[Figure dataset records]
⟨

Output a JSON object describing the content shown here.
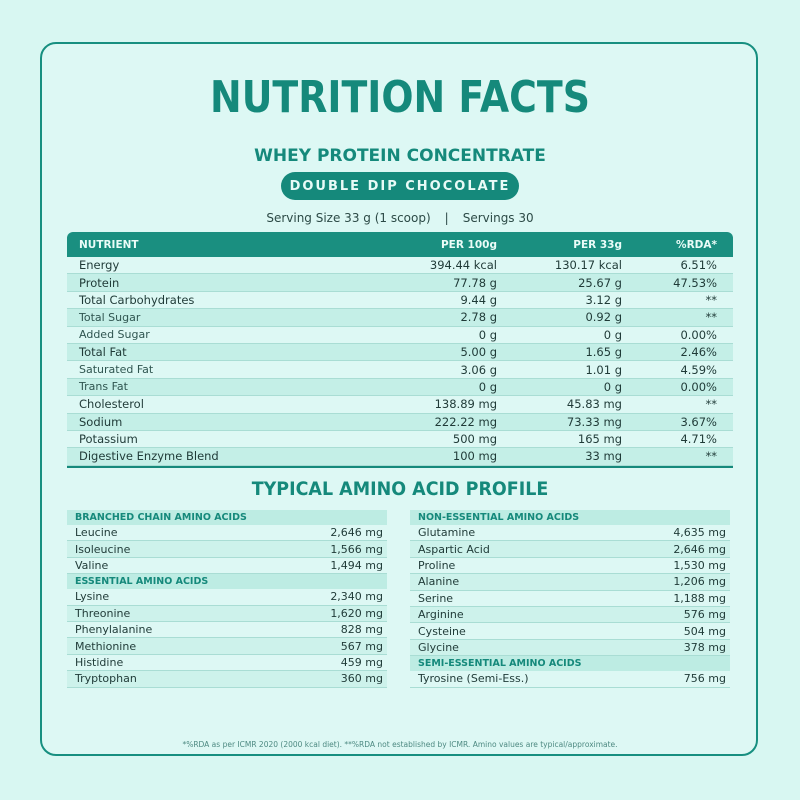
{
  "title": "NUTRITION FACTS",
  "subtitle": "WHEY PROTEIN CONCENTRATE",
  "flavor": "DOUBLE DIP CHOCOLATE",
  "serving": {
    "size_label": "Serving Size  33 g (1 scoop)",
    "sep": "|",
    "servings_label": "Servings  30"
  },
  "nutrition": {
    "headers": [
      "NUTRIENT",
      "PER 100g",
      "PER 33g",
      "%RDA*"
    ],
    "rows": [
      {
        "name": "Energy",
        "per100": "394.44 kcal",
        "per33": "130.17 kcal",
        "rda": "6.51%"
      },
      {
        "name": "Protein",
        "per100": "77.78 g",
        "per33": "25.67 g",
        "rda": "47.53%"
      },
      {
        "name": "Total Carbohydrates",
        "per100": "9.44 g",
        "per33": "3.12 g",
        "rda": "**"
      },
      {
        "name": "Total Sugar",
        "per100": "2.78 g",
        "per33": "0.92 g",
        "rda": "**"
      },
      {
        "name": "Added Sugar",
        "per100": "0 g",
        "per33": "0 g",
        "rda": "0.00%"
      },
      {
        "name": "Total Fat",
        "per100": "5.00 g",
        "per33": "1.65 g",
        "rda": "2.46%"
      },
      {
        "name": "Saturated Fat",
        "per100": "3.06 g",
        "per33": "1.01 g",
        "rda": "4.59%"
      },
      {
        "name": "Trans Fat",
        "per100": "0 g",
        "per33": "0 g",
        "rda": "0.00%"
      },
      {
        "name": "Cholesterol",
        "per100": "138.89 mg",
        "per33": "45.83 mg",
        "rda": "**"
      },
      {
        "name": "Sodium",
        "per100": "222.22 mg",
        "per33": "73.33 mg",
        "rda": "3.67%"
      },
      {
        "name": "Potassium",
        "per100": "500 mg",
        "per33": "165 mg",
        "rda": "4.71%"
      },
      {
        "name": "Digestive Enzyme Blend",
        "per100": "100 mg",
        "per33": "33 mg",
        "rda": "**"
      }
    ]
  },
  "amino_title": "TYPICAL AMINO ACID PROFILE",
  "amino_left": [
    {
      "heading": "BRANCHED CHAIN AMINO ACIDS",
      "items": [
        {
          "name": "Leucine",
          "value": "2,646 mg"
        },
        {
          "name": "Isoleucine",
          "value": "1,566 mg"
        },
        {
          "name": "Valine",
          "value": "1,494 mg"
        }
      ]
    },
    {
      "heading": "ESSENTIAL AMINO ACIDS",
      "items": [
        {
          "name": "Lysine",
          "value": "2,340 mg"
        },
        {
          "name": "Threonine",
          "value": "1,620 mg"
        },
        {
          "name": "Phenylalanine",
          "value": "828 mg"
        },
        {
          "name": "Methionine",
          "value": "567 mg"
        },
        {
          "name": "Histidine",
          "value": "459 mg"
        },
        {
          "name": "Tryptophan",
          "value": "360 mg"
        }
      ]
    }
  ],
  "amino_right": [
    {
      "heading": "NON-ESSENTIAL AMINO ACIDS",
      "items": [
        {
          "name": "Glutamine",
          "value": "4,635 mg"
        },
        {
          "name": "Aspartic Acid",
          "value": "2,646 mg"
        },
        {
          "name": "Proline",
          "value": "1,530 mg"
        },
        {
          "name": "Alanine",
          "value": "1,206 mg"
        },
        {
          "name": "Serine",
          "value": "1,188 mg"
        },
        {
          "name": "Arginine",
          "value": "576 mg"
        },
        {
          "name": "Cysteine",
          "value": "504 mg"
        },
        {
          "name": "Glycine",
          "value": "378 mg"
        }
      ]
    },
    {
      "heading": "SEMI-ESSENTIAL AMINO ACIDS",
      "items": [
        {
          "name": "Tyrosine (Semi-Ess.)",
          "value": "756 mg"
        }
      ]
    }
  ],
  "footnote": "*%RDA as per ICMR 2020 (2000 kcal diet).  **%RDA not established by ICMR.  Amino values are typical/approximate.",
  "colors": {
    "accent": "#15897b",
    "background": "#d8f7f2"
  }
}
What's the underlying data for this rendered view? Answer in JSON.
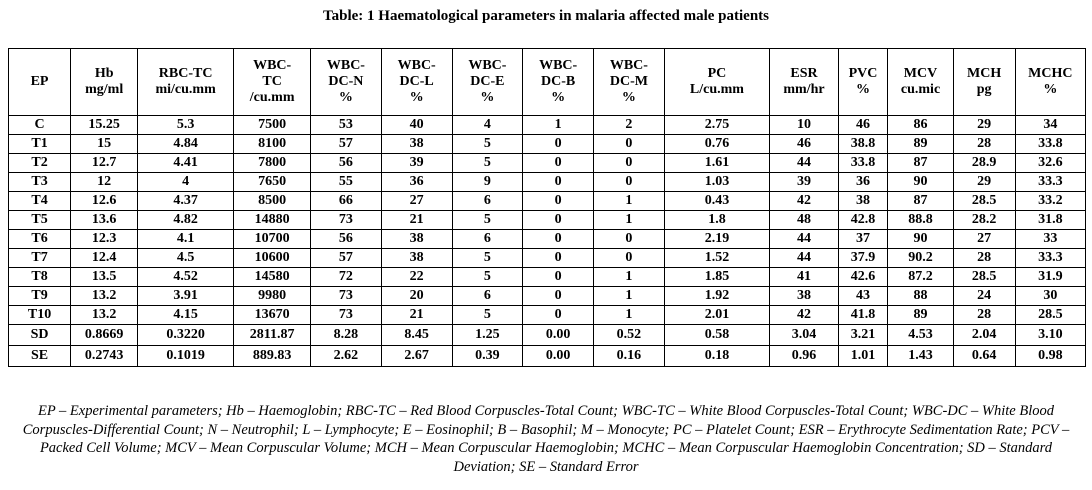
{
  "table": {
    "caption": "Table: 1 Haematological parameters in malaria affected male patients",
    "headers": [
      [
        "EP"
      ],
      [
        "Hb",
        "mg/ml"
      ],
      [
        "RBC-TC",
        "mi/cu.mm"
      ],
      [
        "WBC-",
        "TC",
        "/cu.mm"
      ],
      [
        "WBC-",
        "DC-N",
        "%"
      ],
      [
        "WBC-",
        "DC-L",
        "%"
      ],
      [
        "WBC-",
        "DC-E",
        "%"
      ],
      [
        "WBC-",
        "DC-B",
        "%"
      ],
      [
        "WBC-",
        "DC-M",
        "%"
      ],
      [
        "PC",
        "L/cu.mm"
      ],
      [
        "ESR",
        "mm/hr"
      ],
      [
        "PVC",
        "%"
      ],
      [
        "MCV",
        "cu.mic"
      ],
      [
        "MCH",
        "pg"
      ],
      [
        "MCHC",
        "%"
      ]
    ],
    "rows": [
      [
        "C",
        "15.25",
        "5.3",
        "7500",
        "53",
        "40",
        "4",
        "1",
        "2",
        "2.75",
        "10",
        "46",
        "86",
        "29",
        "34"
      ],
      [
        "T1",
        "15",
        "4.84",
        "8100",
        "57",
        "38",
        "5",
        "0",
        "0",
        "0.76",
        "46",
        "38.8",
        "89",
        "28",
        "33.8"
      ],
      [
        "T2",
        "12.7",
        "4.41",
        "7800",
        "56",
        "39",
        "5",
        "0",
        "0",
        "1.61",
        "44",
        "33.8",
        "87",
        "28.9",
        "32.6"
      ],
      [
        "T3",
        "12",
        "4",
        "7650",
        "55",
        "36",
        "9",
        "0",
        "0",
        "1.03",
        "39",
        "36",
        "90",
        "29",
        "33.3"
      ],
      [
        "T4",
        "12.6",
        "4.37",
        "8500",
        "66",
        "27",
        "6",
        "0",
        "1",
        "0.43",
        "42",
        "38",
        "87",
        "28.5",
        "33.2"
      ],
      [
        "T5",
        "13.6",
        "4.82",
        "14880",
        "73",
        "21",
        "5",
        "0",
        "1",
        "1.8",
        "48",
        "42.8",
        "88.8",
        "28.2",
        "31.8"
      ],
      [
        "T6",
        "12.3",
        "4.1",
        "10700",
        "56",
        "38",
        "6",
        "0",
        "0",
        "2.19",
        "44",
        "37",
        "90",
        "27",
        "33"
      ],
      [
        "T7",
        "12.4",
        "4.5",
        "10600",
        "57",
        "38",
        "5",
        "0",
        "0",
        "1.52",
        "44",
        "37.9",
        "90.2",
        "28",
        "33.3"
      ],
      [
        "T8",
        "13.5",
        "4.52",
        "14580",
        "72",
        "22",
        "5",
        "0",
        "1",
        "1.85",
        "41",
        "42.6",
        "87.2",
        "28.5",
        "31.9"
      ],
      [
        "T9",
        "13.2",
        "3.91",
        "9980",
        "73",
        "20",
        "6",
        "0",
        "1",
        "1.92",
        "38",
        "43",
        "88",
        "24",
        "30"
      ],
      [
        "T10",
        "13.2",
        "4.15",
        "13670",
        "73",
        "21",
        "5",
        "0",
        "1",
        "2.01",
        "42",
        "41.8",
        "89",
        "28",
        "28.5"
      ]
    ],
    "summary_rows": [
      [
        "SD",
        "0.8669",
        "0.3220",
        "2811.87",
        "8.28",
        "8.45",
        "1.25",
        "0.00",
        "0.52",
        "0.58",
        "3.04",
        "3.21",
        "4.53",
        "2.04",
        "3.10"
      ],
      [
        "SE",
        "0.2743",
        "0.1019",
        "889.83",
        "2.62",
        "2.67",
        "0.39",
        "0.00",
        "0.16",
        "0.18",
        "0.96",
        "1.01",
        "1.43",
        "0.64",
        "0.98"
      ]
    ],
    "footnote": "EP – Experimental parameters; Hb – Haemoglobin; RBC-TC – Red Blood Corpuscles-Total Count; WBC-TC – White Blood Corpuscles-Total Count; WBC-DC – White Blood Corpuscles-Differential Count; N – Neutrophil; L – Lymphocyte; E – Eosinophil; B – Basophil; M – Monocyte; PC – Platelet Count; ESR – Erythrocyte Sedimentation Rate; PCV – Packed Cell Volume; MCV – Mean Corpuscular Volume; MCH – Mean Corpuscular Haemoglobin; MCHC – Mean Corpuscular Haemoglobin Concentration; SD – Standard Deviation; SE – Standard Error"
  }
}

⟩

### WORK REQUEST:
Look over the records above, and wherever a line contains the string "heading", copy that line.

### RESULT OF THIS TASK:
      "heading": "BRANCHED CHAIN AMINO ACIDS",
      "heading": "ESSENTIAL AMINO ACIDS",
      "heading": "NON-ESSENTIAL AMINO ACIDS",
      "heading": "SEMI-ESSENTIAL AMINO ACIDS",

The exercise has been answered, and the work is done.